__DIRECTIONS FOR THIS TASK__
Will you extract the entries word for word? Images should not appear in the copy.

__ENTRIES__

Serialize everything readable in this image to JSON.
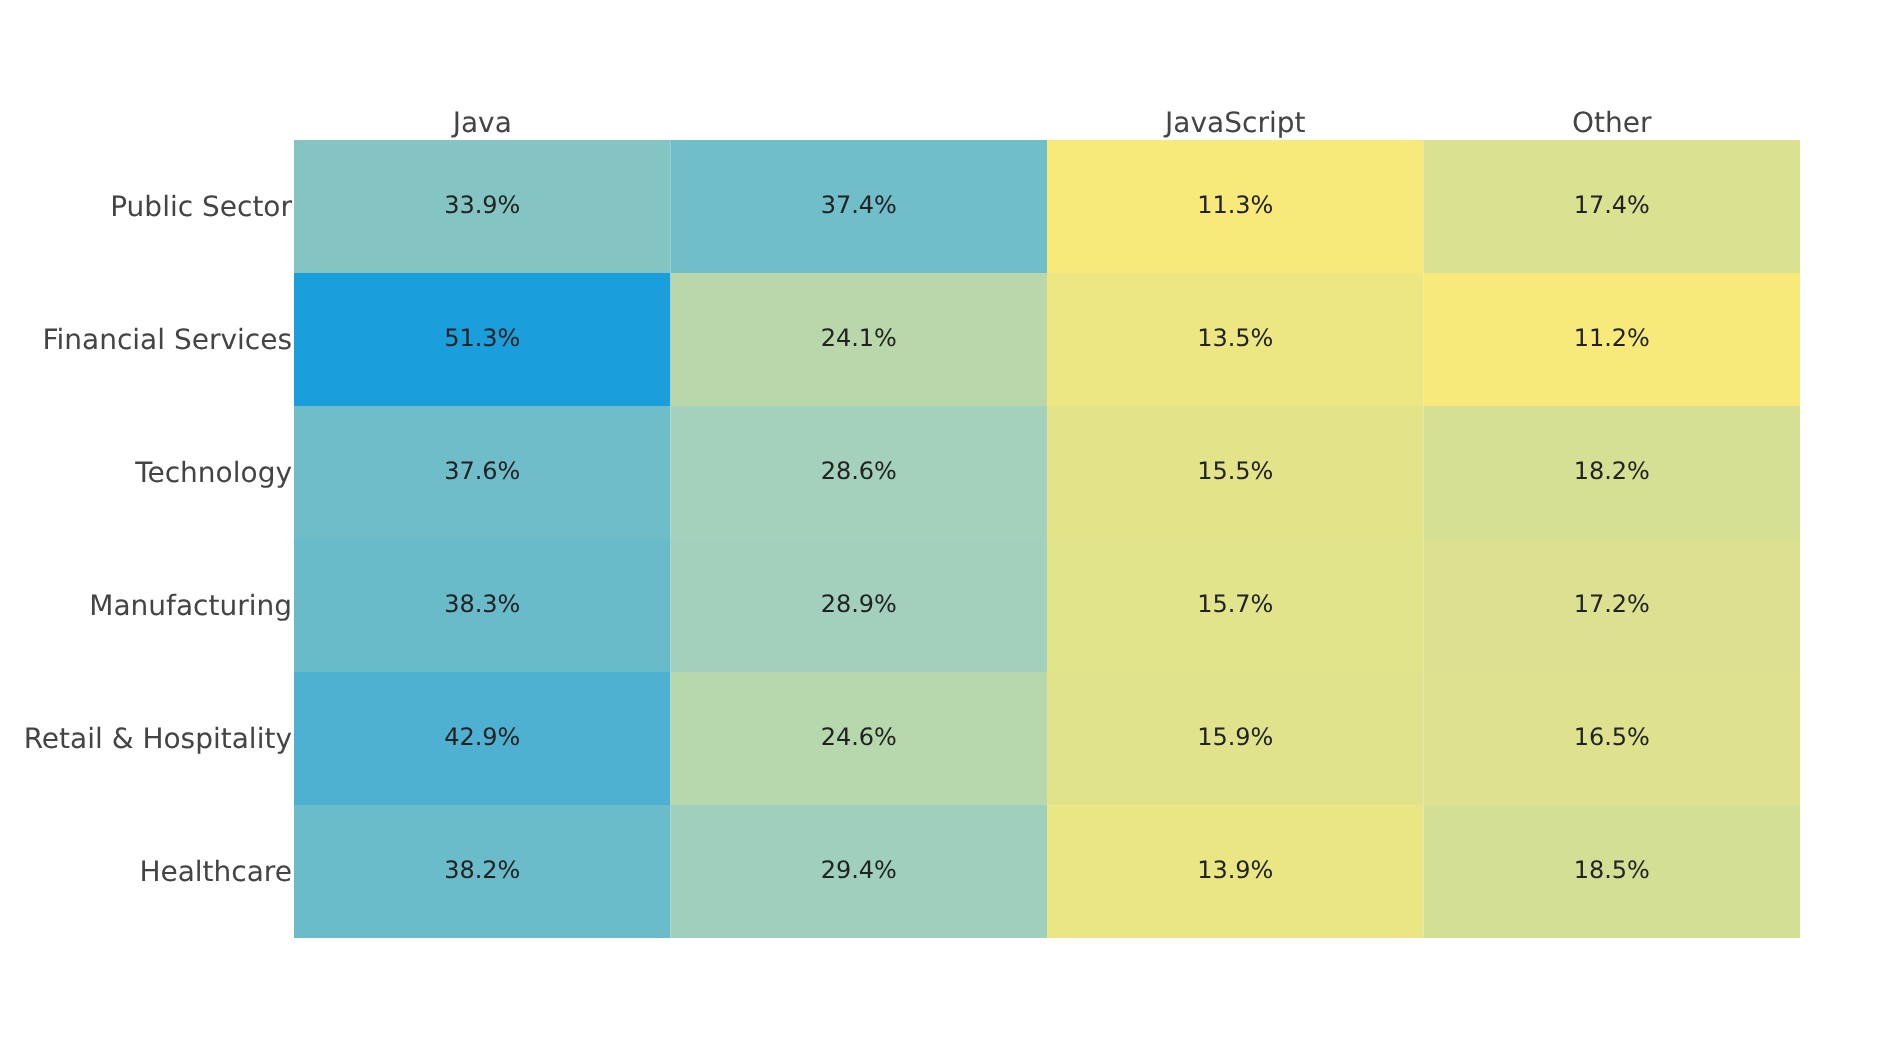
{
  "chart_data": {
    "type": "heatmap",
    "categories": [
      "Java",
      null,
      "JavaScript",
      "Other"
    ],
    "y_categories": [
      "Public Sector",
      "Financial Services",
      "Technology",
      "Manufacturing",
      "Retail & Hospitality",
      "Healthcare"
    ],
    "cells": [
      [
        33.9,
        37.4,
        11.3,
        17.4
      ],
      [
        51.3,
        24.1,
        13.5,
        11.2
      ],
      [
        37.6,
        28.6,
        15.5,
        18.2
      ],
      [
        38.3,
        28.9,
        15.7,
        17.2
      ],
      [
        42.9,
        24.6,
        15.9,
        16.5
      ],
      [
        38.2,
        29.4,
        13.9,
        18.5
      ]
    ],
    "cell_labels": [
      [
        "33.9%",
        "37.4%",
        "11.3%",
        "17.4%"
      ],
      [
        "51.3%",
        "24.1%",
        "13.5%",
        "11.2%"
      ],
      [
        "37.6%",
        "28.6%",
        "15.5%",
        "18.2%"
      ],
      [
        "38.3%",
        "28.9%",
        "15.7%",
        "17.2%"
      ],
      [
        "42.9%",
        "24.6%",
        "15.9%",
        "16.5%"
      ],
      [
        "38.2%",
        "29.4%",
        "13.9%",
        "18.5%"
      ]
    ]
  }
}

__WRITTEN SOLUTION__
Serialize everything readable in this image to JSON.
{
  "chart_data": {
    "type": "heatmap",
    "categories": [
      "Java",
      null,
      "JavaScript",
      "Other"
    ],
    "y_categories": [
      "Public Sector",
      "Financial Services",
      "Technology",
      "Manufacturing",
      "Retail & Hospitality",
      "Healthcare"
    ],
    "cells": [
      [
        33.9,
        37.4,
        11.3,
        17.4
      ],
      [
        51.3,
        24.1,
        13.5,
        11.2
      ],
      [
        37.6,
        28.6,
        15.5,
        18.2
      ],
      [
        38.3,
        28.9,
        15.7,
        17.2
      ],
      [
        42.9,
        24.6,
        15.9,
        16.5
      ],
      [
        38.2,
        29.4,
        13.9,
        18.5
      ]
    ],
    "cell_labels": [
      [
        "33.9%",
        "37.4%",
        "11.3%",
        "17.4%"
      ],
      [
        "51.3%",
        "24.1%",
        "13.5%",
        "11.2%"
      ],
      [
        "37.6%",
        "28.6%",
        "15.5%",
        "18.2%"
      ],
      [
        "38.3%",
        "28.9%",
        "15.7%",
        "17.2%"
      ],
      [
        "42.9%",
        "24.6%",
        "15.9%",
        "16.5%"
      ],
      [
        "38.2%",
        "29.4%",
        "13.9%",
        "18.5%"
      ]
    ]
  }
}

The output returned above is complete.